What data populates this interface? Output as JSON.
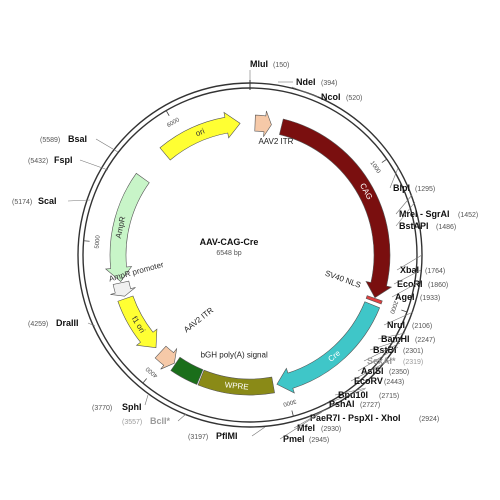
{
  "plasmid": {
    "name": "AAV-CAG-Cre",
    "size_label": "6548 bp",
    "length": 6548
  },
  "ticks": [
    {
      "pos": 1000,
      "label": "1000"
    },
    {
      "pos": 2000,
      "label": "2000"
    },
    {
      "pos": 3000,
      "label": "3000"
    },
    {
      "pos": 4000,
      "label": "4000"
    },
    {
      "pos": 5000,
      "label": "5000"
    },
    {
      "pos": 6000,
      "label": "6000"
    }
  ],
  "features": [
    {
      "key": "aav2-itr-right",
      "label": "AAV2 ITR",
      "start": 40,
      "end": 170,
      "color": "#f6c9a8",
      "label_color": "#222222",
      "direction": 1,
      "label_mode": "outside-angle"
    },
    {
      "key": "cag",
      "label": "CAG",
      "start": 250,
      "end": 1980,
      "color": "#7a0f0f",
      "label_color": "#ffffff",
      "direction": 1,
      "label_mode": "inside"
    },
    {
      "key": "sv40-nls",
      "label": "SV40 NLS",
      "start": 1985,
      "end": 2010,
      "color": "#e04040",
      "label_color": "#222222",
      "direction": 0,
      "label_mode": "inner-radial"
    },
    {
      "key": "cre",
      "label": "Cre",
      "start": 2040,
      "end": 3060,
      "color": "#3fc6c8",
      "label_color": "#ffffff",
      "direction": 1,
      "label_mode": "inside"
    },
    {
      "key": "wpre",
      "label": "WPRE",
      "start": 3090,
      "end": 3670,
      "color": "#8a8a17",
      "label_color": "#ffffff",
      "direction": 0,
      "label_mode": "inside"
    },
    {
      "key": "bgh-polya",
      "label": "bGH poly(A) signal",
      "start": 3680,
      "end": 3900,
      "color": "#1a6e1a",
      "label_color": "#222222",
      "direction": 0,
      "label_mode": "inner-text"
    },
    {
      "key": "aav2-itr-left",
      "label": "AAV2 ITR",
      "start": 3910,
      "end": 4050,
      "color": "#f6c9a8",
      "label_color": "#222222",
      "direction": -1,
      "label_mode": "inner-text"
    },
    {
      "key": "f1-ori",
      "label": "f1 ori",
      "start": 4100,
      "end": 4560,
      "color": "#ffff33",
      "label_color": "#333333",
      "direction": -1,
      "label_mode": "inside"
    },
    {
      "key": "ampr-promoter",
      "label": "AmpR promoter",
      "start": 4580,
      "end": 4690,
      "color": "#f0f0f0",
      "label_color": "#333333",
      "direction": -1,
      "label_mode": "inside-long"
    },
    {
      "key": "ampr",
      "label": "AmpR",
      "start": 4700,
      "end": 5560,
      "color": "#c8f5c8",
      "label_color": "#333333",
      "direction": -1,
      "label_mode": "inside"
    },
    {
      "key": "ori",
      "label": "ori",
      "start": 5820,
      "end": 6470,
      "color": "#ffff33",
      "label_color": "#333333",
      "direction": 1,
      "label_mode": "inside"
    }
  ],
  "sites": [
    {
      "name": "MluI",
      "position": "(150)",
      "side": "top",
      "dim": false
    },
    {
      "name": "NdeI",
      "position": "(394)",
      "side": "right",
      "dim": false
    },
    {
      "name": "NcoI",
      "position": "(520)",
      "side": "right",
      "dim": false
    },
    {
      "name": "BlpI",
      "position": "(1295)",
      "side": "right",
      "dim": false
    },
    {
      "name": "MreI - SgrAI",
      "position": "(1452)",
      "side": "right",
      "dim": false
    },
    {
      "name": "BstAPI",
      "position": "(1486)",
      "side": "right",
      "dim": false
    },
    {
      "name": "XbaI",
      "position": "(1764)",
      "side": "right",
      "dim": false
    },
    {
      "name": "EcoRI",
      "position": "(1860)",
      "side": "right",
      "dim": false
    },
    {
      "name": "AgeI",
      "position": "(1933)",
      "side": "right",
      "dim": false
    },
    {
      "name": "NruI",
      "position": "(2106)",
      "side": "right",
      "dim": false
    },
    {
      "name": "BamHI",
      "position": "(2247)",
      "side": "right",
      "dim": false
    },
    {
      "name": "BstBI",
      "position": "(2301)",
      "side": "right",
      "dim": false
    },
    {
      "name": "SexAI*",
      "position": "(2319)",
      "side": "right",
      "dim": true
    },
    {
      "name": "AsiSI",
      "position": "(2350)",
      "side": "right",
      "dim": false
    },
    {
      "name": "EcoRV",
      "position": "(2443)",
      "side": "right",
      "dim": false
    },
    {
      "name": "Bpu10I",
      "position": "(2715)",
      "side": "right",
      "dim": false
    },
    {
      "name": "PshAI",
      "position": "(2727)",
      "side": "right",
      "dim": false
    },
    {
      "name": "PaeR7I - PspXI - XhoI",
      "position": "(2924)",
      "side": "right",
      "dim": false
    },
    {
      "name": "MfeI",
      "position": "(2930)",
      "side": "right",
      "dim": false
    },
    {
      "name": "PmeI",
      "position": "(2945)",
      "side": "right",
      "dim": false
    },
    {
      "name": "PflMI",
      "position": "(3197)",
      "side": "left",
      "dim": false
    },
    {
      "name": "BclI*",
      "position": "(3557)",
      "side": "left",
      "dim": true
    },
    {
      "name": "SphI",
      "position": "(3770)",
      "side": "left",
      "dim": false
    },
    {
      "name": "DraIII",
      "position": "(4259)",
      "side": "left",
      "dim": false
    },
    {
      "name": "ScaI",
      "position": "(5174)",
      "side": "left",
      "dim": false
    },
    {
      "name": "FspI",
      "position": "(5432)",
      "side": "left",
      "dim": false
    },
    {
      "name": "BsaI",
      "position": "(5589)",
      "side": "left",
      "dim": false
    }
  ]
}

== Stated goal ==
Using the material above, set down every line exactly, but skip the pictures.

== Reply to the task ==
What data populates this interface? Output as JSON.
{
  "plasmid": {
    "name": "AAV-CAG-Cre",
    "size_label": "6548 bp",
    "length": 6548
  },
  "ticks": [
    {
      "pos": 1000,
      "label": "1000"
    },
    {
      "pos": 2000,
      "label": "2000"
    },
    {
      "pos": 3000,
      "label": "3000"
    },
    {
      "pos": 4000,
      "label": "4000"
    },
    {
      "pos": 5000,
      "label": "5000"
    },
    {
      "pos": 6000,
      "label": "6000"
    }
  ],
  "features": [
    {
      "key": "aav2-itr-right",
      "label": "AAV2 ITR",
      "start": 40,
      "end": 170,
      "color": "#f6c9a8",
      "label_color": "#222222",
      "direction": 1,
      "label_mode": "outside-angle"
    },
    {
      "key": "cag",
      "label": "CAG",
      "start": 250,
      "end": 1980,
      "color": "#7a0f0f",
      "label_color": "#ffffff",
      "direction": 1,
      "label_mode": "inside"
    },
    {
      "key": "sv40-nls",
      "label": "SV40 NLS",
      "start": 1985,
      "end": 2010,
      "color": "#e04040",
      "label_color": "#222222",
      "direction": 0,
      "label_mode": "inner-radial"
    },
    {
      "key": "cre",
      "label": "Cre",
      "start": 2040,
      "end": 3060,
      "color": "#3fc6c8",
      "label_color": "#ffffff",
      "direction": 1,
      "label_mode": "inside"
    },
    {
      "key": "wpre",
      "label": "WPRE",
      "start": 3090,
      "end": 3670,
      "color": "#8a8a17",
      "label_color": "#ffffff",
      "direction": 0,
      "label_mode": "inside"
    },
    {
      "key": "bgh-polya",
      "label": "bGH poly(A) signal",
      "start": 3680,
      "end": 3900,
      "color": "#1a6e1a",
      "label_color": "#222222",
      "direction": 0,
      "label_mode": "inner-text"
    },
    {
      "key": "aav2-itr-left",
      "label": "AAV2 ITR",
      "start": 3910,
      "end": 4050,
      "color": "#f6c9a8",
      "label_color": "#222222",
      "direction": -1,
      "label_mode": "inner-text"
    },
    {
      "key": "f1-ori",
      "label": "f1 ori",
      "start": 4100,
      "end": 4560,
      "color": "#ffff33",
      "label_color": "#333333",
      "direction": -1,
      "label_mode": "inside"
    },
    {
      "key": "ampr-promoter",
      "label": "AmpR promoter",
      "start": 4580,
      "end": 4690,
      "color": "#f0f0f0",
      "label_color": "#333333",
      "direction": -1,
      "label_mode": "inside-long"
    },
    {
      "key": "ampr",
      "label": "AmpR",
      "start": 4700,
      "end": 5560,
      "color": "#c8f5c8",
      "label_color": "#333333",
      "direction": -1,
      "label_mode": "inside"
    },
    {
      "key": "ori",
      "label": "ori",
      "start": 5820,
      "end": 6470,
      "color": "#ffff33",
      "label_color": "#333333",
      "direction": 1,
      "label_mode": "inside"
    }
  ],
  "sites": [
    {
      "name": "MluI",
      "position": "(150)",
      "side": "top",
      "dim": false
    },
    {
      "name": "NdeI",
      "position": "(394)",
      "side": "right",
      "dim": false
    },
    {
      "name": "NcoI",
      "position": "(520)",
      "side": "right",
      "dim": false
    },
    {
      "name": "BlpI",
      "position": "(1295)",
      "side": "right",
      "dim": false
    },
    {
      "name": "MreI - SgrAI",
      "position": "(1452)",
      "side": "right",
      "dim": false
    },
    {
      "name": "BstAPI",
      "position": "(1486)",
      "side": "right",
      "dim": false
    },
    {
      "name": "XbaI",
      "position": "(1764)",
      "side": "right",
      "dim": false
    },
    {
      "name": "EcoRI",
      "position": "(1860)",
      "side": "right",
      "dim": false
    },
    {
      "name": "AgeI",
      "position": "(1933)",
      "side": "right",
      "dim": false
    },
    {
      "name": "NruI",
      "position": "(2106)",
      "side": "right",
      "dim": false
    },
    {
      "name": "BamHI",
      "position": "(2247)",
      "side": "right",
      "dim": false
    },
    {
      "name": "BstBI",
      "position": "(2301)",
      "side": "right",
      "dim": false
    },
    {
      "name": "SexAI*",
      "position": "(2319)",
      "side": "right",
      "dim": true
    },
    {
      "name": "AsiSI",
      "position": "(2350)",
      "side": "right",
      "dim": false
    },
    {
      "name": "EcoRV",
      "position": "(2443)",
      "side": "right",
      "dim": false
    },
    {
      "name": "Bpu10I",
      "position": "(2715)",
      "side": "right",
      "dim": false
    },
    {
      "name": "PshAI",
      "position": "(2727)",
      "side": "right",
      "dim": false
    },
    {
      "name": "PaeR7I - PspXI - XhoI",
      "position": "(2924)",
      "side": "right",
      "dim": false
    },
    {
      "name": "MfeI",
      "position": "(2930)",
      "side": "right",
      "dim": false
    },
    {
      "name": "PmeI",
      "position": "(2945)",
      "side": "right",
      "dim": false
    },
    {
      "name": "PflMI",
      "position": "(3197)",
      "side": "left",
      "dim": false
    },
    {
      "name": "BclI*",
      "position": "(3557)",
      "side": "left",
      "dim": true
    },
    {
      "name": "SphI",
      "position": "(3770)",
      "side": "left",
      "dim": false
    },
    {
      "name": "DraIII",
      "position": "(4259)",
      "side": "left",
      "dim": false
    },
    {
      "name": "ScaI",
      "position": "(5174)",
      "side": "left",
      "dim": false
    },
    {
      "name": "FspI",
      "position": "(5432)",
      "side": "left",
      "dim": false
    },
    {
      "name": "BsaI",
      "position": "(5589)",
      "side": "left",
      "dim": false
    }
  ]
}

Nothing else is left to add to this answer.